> Problem to work on
Each line in the entries below that holds the string "ratios" is to be listed.

> Data records
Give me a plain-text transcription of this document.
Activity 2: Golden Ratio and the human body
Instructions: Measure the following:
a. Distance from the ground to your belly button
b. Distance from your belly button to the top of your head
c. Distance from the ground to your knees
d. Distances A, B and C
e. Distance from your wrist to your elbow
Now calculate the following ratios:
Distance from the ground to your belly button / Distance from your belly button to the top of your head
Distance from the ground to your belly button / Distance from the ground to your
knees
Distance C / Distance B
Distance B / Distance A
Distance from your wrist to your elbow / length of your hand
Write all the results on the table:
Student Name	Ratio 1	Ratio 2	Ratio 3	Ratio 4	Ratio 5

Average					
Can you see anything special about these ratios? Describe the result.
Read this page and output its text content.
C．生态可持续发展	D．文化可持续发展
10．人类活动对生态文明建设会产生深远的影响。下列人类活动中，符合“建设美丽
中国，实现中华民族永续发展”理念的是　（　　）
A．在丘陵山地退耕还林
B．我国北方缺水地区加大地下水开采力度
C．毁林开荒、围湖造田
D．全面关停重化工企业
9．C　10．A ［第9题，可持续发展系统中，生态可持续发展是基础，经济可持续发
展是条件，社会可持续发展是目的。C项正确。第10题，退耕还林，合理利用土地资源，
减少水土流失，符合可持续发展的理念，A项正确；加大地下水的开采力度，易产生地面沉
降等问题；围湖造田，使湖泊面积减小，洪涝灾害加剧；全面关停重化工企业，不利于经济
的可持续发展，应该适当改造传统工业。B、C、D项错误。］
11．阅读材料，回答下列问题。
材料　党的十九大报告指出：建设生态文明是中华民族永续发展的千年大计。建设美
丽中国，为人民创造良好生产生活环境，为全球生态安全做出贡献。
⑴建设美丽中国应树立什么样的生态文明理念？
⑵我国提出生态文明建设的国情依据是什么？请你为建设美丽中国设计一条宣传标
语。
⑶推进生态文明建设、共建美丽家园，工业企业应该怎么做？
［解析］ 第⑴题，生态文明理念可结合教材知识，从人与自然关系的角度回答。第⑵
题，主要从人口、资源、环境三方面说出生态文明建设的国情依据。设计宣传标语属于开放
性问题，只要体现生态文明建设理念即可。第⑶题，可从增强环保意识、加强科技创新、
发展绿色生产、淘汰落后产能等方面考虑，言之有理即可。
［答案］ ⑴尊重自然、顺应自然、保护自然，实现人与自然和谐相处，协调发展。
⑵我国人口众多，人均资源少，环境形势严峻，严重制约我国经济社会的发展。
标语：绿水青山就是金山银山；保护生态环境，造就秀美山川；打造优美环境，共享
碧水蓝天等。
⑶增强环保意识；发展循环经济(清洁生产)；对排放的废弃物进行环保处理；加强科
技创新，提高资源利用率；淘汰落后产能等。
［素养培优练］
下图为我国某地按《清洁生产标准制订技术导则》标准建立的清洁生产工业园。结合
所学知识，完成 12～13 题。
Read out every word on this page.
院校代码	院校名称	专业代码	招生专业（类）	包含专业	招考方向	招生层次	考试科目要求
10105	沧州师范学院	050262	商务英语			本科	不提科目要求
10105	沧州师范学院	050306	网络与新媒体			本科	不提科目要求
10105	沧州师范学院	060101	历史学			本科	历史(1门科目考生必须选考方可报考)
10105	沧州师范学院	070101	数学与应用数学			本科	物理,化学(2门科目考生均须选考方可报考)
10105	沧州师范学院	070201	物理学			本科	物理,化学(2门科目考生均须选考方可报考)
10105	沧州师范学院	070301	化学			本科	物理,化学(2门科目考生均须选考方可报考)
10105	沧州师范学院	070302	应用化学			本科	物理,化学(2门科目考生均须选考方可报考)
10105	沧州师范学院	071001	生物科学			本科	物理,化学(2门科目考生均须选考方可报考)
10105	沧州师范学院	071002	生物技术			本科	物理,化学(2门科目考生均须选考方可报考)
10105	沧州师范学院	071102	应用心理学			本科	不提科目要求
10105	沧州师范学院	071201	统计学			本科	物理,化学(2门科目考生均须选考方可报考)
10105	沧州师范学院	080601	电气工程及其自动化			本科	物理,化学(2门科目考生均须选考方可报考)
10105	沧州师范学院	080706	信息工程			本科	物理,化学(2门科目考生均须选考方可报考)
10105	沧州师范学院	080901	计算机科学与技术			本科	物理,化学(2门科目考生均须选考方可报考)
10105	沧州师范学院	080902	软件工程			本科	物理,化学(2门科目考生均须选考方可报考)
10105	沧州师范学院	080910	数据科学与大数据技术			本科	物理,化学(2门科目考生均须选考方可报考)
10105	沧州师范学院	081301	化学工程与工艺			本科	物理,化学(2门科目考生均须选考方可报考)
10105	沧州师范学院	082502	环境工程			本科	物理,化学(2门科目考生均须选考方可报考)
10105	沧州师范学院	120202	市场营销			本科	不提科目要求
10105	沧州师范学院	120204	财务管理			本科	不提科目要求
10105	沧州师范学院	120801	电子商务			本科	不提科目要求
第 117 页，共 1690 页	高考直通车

> The answer
Now calculate the following ratios:
Can you see anything special about these ratios? Describe the result.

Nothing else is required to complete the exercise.